What is required |
Locate "Extract all the data from this chart as JSON." in the listing below, then output the line holding it and every line after it, exactly and with nothing else.

Provided material |

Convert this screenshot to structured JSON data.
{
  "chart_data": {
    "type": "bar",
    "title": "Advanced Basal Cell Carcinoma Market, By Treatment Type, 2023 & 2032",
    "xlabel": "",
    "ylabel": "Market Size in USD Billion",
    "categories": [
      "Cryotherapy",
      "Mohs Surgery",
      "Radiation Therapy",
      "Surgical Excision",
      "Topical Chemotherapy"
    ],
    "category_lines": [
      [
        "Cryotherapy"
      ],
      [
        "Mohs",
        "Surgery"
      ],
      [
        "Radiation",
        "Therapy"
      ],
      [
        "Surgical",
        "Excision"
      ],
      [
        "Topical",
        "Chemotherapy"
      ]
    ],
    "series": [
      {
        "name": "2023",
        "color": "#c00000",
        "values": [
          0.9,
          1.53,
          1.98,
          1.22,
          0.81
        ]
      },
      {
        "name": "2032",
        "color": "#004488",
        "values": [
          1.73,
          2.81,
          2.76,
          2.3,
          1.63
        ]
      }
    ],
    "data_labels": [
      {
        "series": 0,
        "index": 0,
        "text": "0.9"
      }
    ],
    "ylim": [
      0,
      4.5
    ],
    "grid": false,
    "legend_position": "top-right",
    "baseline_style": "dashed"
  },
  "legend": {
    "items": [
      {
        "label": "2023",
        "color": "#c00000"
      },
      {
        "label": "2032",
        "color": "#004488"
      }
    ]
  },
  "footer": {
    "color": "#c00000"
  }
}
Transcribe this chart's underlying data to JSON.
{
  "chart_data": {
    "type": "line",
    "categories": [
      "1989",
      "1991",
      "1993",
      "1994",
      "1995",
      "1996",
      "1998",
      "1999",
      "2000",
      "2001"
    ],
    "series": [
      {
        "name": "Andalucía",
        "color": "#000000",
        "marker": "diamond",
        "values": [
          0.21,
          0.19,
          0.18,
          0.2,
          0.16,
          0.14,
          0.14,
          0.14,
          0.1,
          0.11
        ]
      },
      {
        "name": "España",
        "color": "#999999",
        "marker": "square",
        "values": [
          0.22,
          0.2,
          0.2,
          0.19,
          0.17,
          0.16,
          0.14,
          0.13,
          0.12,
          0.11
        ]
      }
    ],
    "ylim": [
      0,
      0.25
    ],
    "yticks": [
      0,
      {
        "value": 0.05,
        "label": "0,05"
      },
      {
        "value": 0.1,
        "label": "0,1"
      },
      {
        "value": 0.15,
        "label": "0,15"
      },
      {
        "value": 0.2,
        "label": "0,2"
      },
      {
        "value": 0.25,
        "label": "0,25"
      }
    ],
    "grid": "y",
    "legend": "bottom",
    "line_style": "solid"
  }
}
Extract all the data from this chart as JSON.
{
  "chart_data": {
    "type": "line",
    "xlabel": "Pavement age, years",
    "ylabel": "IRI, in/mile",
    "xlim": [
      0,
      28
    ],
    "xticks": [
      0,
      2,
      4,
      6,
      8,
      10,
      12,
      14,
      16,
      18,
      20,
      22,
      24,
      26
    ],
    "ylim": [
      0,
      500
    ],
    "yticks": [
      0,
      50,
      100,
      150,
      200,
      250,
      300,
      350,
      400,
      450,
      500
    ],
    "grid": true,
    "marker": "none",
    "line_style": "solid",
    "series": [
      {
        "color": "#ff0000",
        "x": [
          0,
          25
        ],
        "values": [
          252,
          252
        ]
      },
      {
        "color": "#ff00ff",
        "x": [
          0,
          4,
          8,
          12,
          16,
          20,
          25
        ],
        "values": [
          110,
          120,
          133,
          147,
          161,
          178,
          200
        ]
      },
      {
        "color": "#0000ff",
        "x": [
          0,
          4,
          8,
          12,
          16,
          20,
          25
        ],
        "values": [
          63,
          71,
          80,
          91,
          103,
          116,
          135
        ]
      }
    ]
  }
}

Task result |
Extract all the data from this chart as JSON.
{
  "chart_data": {
    "type": "line",
    "xlabel": "Pavement age, years",
    "ylabel": "IRI, in/mile",
    "xlim": [
      0,
      28
    ],
    "xticks": [
      0,
      2,
      4,
      6,
      8,
      10,
      12,
      14,
      16,
      18,
      20,
      22,
      24,
      26
    ],
    "ylim": [
      0,
      500
    ],
    "yticks": [
      0,
      50,
      100,
      150,
      200,
      250,
      300,
      350,
      400,
      450,
      500
    ],
    "grid": true,
    "marker": "none",
    "line_style": "solid",
    "series": [
      {
        "color": "#ff0000",
        "x": [
          0,
          25
        ],
        "values": [
          252,
          252
        ]
      },
      {
        "color": "#ff00ff",
        "x": [
          0,
          4,
          8,
          12,
          16,
          20,
          25
        ],
        "values": [
          110,
          120,
          133,
          147,
          161,
          178,
          200
        ]
      },
      {
        "color": "#0000ff",
        "x": [
          0,
          4,
          8,
          12,
          16,
          20,
          25
        ],
        "values": [
          63,
          71,
          80,
          91,
          103,
          116,
          135
        ]
      }
    ]
  }
}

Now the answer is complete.